__Selected text__.
When your internal dialogue sounds like:
“I shouldn’t feel like this.”
“Other people cope better.”
“Why can’t I just be happy?”
Firstly - Let me gently say: other people are often not fine. They’re just very good at editing the highlight reel.
Secondly, these thoughts rarely make you feel better, they leave you feeling defective.
And so, we avoid.
We numb.
We overwork.
We scroll.
We drink.
We stay busy.
Not because we’re weak, but because we’re trying to escape discomfort.
But what if discomfort isn’t the enemy?
Meaning > Happiness
Holocaust survivor and psychiatrist Viktor Frankl, in Man's Search for Meaning, wrote:
“Those who have a ‘why’ to live, can bear almost any ‘how.’”
Notice he didn’t say, “Those who are happy.” Frankl did not survive unimaginable suffering because he was happy.
He said, “Those who have a why.” He survived because he had meaning.
And decades of psychological research support what he observed: people who orient their lives around meaning; contribution, values, connection, growth, report deeper life satisfaction than those who prioritise pleasure alone.
Happiness is a feeling.
Meaning is a direction.
Feelings change based on sleep, hormones, weather, and whether someone replied “k” to your message.
Meaning holds steady.
What Meaning Actually Looks Like
Meaning isn’t quitting your job to live in Bali (unless that’s genuinely your thing, and if it is - go you). But often meaning isn’t grand or glamorous. It doesn’t require a TED Talk or a life mission statement.
It looks more like:
Parenting when you’re exhausted because you love your kids.
Going to therapy even when you’d rather reorganise your pantry than face that discomfort.
Having hard conversations instead of walking away.
Choosing integrity over immediate comfort.
Doing the boring-but-important thing because it aligns with your values.
Meaning is often inconvenient.
It requires courage.
It asks you to tolerate discomfort instead of running from it.
And strangely — it tends to bring a deeper, quieter, more sustainable form of contentment in its wake.
Not the Instagram-happy but the grounded, “my life makes sense to me” kind.
The Nervous System Knows the Difference
When we chase happiness, we often chase stimulation, dopamine hits, quick wins, distraction, fast relief and instant validation.
When we pursue meaning, we engage something different: steadiness, connection, coherence.
From a trauma-informed lens, this matters.
Many of the clients I work with aren’t unhappy because they’re failing at life. They’re unhappy because they’ve learned to avoid pain at all costs. And avoidance shrinks life.

Entries contained in a dataset:
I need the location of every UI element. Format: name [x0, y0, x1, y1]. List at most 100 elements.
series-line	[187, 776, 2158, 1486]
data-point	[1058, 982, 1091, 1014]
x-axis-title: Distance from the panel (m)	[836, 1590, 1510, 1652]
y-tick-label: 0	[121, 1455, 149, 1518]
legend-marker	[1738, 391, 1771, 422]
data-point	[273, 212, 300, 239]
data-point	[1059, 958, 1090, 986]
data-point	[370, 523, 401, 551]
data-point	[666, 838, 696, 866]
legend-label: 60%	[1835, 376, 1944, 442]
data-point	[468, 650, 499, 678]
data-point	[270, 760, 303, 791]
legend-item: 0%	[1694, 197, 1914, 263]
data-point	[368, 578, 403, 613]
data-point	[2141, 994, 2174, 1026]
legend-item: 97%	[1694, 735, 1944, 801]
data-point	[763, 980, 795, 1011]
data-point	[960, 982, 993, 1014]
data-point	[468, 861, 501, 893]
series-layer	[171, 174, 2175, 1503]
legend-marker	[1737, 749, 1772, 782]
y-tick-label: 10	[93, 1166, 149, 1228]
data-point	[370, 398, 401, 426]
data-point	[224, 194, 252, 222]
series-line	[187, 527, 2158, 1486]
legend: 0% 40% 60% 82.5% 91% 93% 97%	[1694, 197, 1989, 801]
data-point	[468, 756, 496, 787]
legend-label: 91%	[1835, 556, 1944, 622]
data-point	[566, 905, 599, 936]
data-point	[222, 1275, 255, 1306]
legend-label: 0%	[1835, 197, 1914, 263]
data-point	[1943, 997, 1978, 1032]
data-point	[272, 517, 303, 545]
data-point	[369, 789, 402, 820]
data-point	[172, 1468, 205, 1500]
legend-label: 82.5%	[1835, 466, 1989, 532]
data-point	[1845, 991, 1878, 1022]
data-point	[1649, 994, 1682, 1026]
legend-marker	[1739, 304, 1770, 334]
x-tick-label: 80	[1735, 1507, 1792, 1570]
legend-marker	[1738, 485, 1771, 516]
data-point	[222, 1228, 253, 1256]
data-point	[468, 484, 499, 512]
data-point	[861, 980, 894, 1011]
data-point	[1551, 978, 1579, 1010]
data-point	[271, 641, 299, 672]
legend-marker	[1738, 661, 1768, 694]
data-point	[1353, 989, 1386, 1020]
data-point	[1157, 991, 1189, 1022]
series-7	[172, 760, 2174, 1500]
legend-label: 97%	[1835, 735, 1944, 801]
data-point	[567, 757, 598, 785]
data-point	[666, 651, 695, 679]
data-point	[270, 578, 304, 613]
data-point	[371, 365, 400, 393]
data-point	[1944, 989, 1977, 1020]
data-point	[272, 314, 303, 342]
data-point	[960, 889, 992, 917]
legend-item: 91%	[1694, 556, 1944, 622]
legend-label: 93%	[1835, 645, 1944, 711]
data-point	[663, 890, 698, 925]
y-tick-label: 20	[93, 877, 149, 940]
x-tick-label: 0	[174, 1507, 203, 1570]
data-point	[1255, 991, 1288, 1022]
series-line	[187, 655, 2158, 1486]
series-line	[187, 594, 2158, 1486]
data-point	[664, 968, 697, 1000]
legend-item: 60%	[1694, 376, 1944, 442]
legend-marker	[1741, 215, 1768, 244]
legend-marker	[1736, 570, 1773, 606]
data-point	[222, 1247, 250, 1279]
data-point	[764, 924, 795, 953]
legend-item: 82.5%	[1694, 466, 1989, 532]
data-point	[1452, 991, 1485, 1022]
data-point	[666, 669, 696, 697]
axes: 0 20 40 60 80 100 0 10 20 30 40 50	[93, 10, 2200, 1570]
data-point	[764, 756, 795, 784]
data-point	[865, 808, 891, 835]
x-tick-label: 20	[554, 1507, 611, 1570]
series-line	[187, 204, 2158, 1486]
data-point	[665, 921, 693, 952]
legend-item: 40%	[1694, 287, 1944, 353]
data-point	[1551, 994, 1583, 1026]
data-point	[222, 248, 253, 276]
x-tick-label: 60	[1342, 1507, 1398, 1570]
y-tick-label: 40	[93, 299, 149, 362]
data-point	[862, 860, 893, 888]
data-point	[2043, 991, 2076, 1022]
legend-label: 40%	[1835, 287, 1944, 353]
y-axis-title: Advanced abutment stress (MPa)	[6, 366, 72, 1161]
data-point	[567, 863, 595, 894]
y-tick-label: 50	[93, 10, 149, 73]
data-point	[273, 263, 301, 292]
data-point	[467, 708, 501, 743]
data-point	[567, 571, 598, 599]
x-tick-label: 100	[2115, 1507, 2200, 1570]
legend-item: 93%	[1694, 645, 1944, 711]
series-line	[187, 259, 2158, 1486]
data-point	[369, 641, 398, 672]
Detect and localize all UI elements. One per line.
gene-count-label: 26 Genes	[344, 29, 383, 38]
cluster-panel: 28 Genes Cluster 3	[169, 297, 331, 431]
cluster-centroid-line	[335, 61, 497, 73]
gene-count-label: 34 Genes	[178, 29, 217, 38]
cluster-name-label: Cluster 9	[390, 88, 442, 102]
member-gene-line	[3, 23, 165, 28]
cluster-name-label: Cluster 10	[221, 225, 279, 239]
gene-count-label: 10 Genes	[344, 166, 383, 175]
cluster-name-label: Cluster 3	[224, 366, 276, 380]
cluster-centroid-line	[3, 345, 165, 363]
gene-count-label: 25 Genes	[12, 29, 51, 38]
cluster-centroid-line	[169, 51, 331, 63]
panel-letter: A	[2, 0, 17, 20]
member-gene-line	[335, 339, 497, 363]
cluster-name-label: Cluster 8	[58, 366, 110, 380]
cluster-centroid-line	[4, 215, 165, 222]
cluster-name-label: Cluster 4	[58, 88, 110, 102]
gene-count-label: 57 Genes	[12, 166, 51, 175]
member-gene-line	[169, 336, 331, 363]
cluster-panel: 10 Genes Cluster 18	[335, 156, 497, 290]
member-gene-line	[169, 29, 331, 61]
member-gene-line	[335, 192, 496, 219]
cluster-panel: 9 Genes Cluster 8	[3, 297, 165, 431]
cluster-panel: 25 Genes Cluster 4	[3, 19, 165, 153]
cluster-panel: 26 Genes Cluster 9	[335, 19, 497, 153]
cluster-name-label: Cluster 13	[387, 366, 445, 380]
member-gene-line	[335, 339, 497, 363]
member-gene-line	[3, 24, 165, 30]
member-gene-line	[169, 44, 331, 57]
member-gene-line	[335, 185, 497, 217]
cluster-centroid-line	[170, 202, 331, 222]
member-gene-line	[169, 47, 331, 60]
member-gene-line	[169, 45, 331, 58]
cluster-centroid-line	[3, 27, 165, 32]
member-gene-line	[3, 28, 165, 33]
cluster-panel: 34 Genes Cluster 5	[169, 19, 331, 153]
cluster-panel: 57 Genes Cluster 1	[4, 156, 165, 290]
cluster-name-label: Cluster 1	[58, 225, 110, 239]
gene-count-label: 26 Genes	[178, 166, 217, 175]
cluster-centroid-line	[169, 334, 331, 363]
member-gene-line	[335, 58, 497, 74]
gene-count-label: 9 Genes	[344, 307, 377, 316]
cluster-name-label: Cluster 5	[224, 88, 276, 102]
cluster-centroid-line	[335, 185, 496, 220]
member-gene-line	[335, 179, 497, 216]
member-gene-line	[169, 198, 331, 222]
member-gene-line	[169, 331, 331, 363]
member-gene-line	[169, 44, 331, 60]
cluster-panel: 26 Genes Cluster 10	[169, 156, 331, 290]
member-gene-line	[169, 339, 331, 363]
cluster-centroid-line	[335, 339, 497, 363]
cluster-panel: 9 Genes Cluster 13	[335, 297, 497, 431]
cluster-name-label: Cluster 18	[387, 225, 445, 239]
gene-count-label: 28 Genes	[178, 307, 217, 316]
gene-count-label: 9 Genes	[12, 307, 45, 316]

__Task to carry out__. In the text on meaning and happiness, list every example given of what meaning looks like. The entries are separate material that has nothing to do with the text on meaning and happiness.

__Answer section__.
- Parenting when you're exhausted because you love your kids.
- Going to therapy even when you'd rather reorganise your pantry than face that discomfort.
- Having hard conversations instead of walking away.
- Choosing integrity over immediate comfort.
- Doing the boring-but-important thing because it aligns with your values.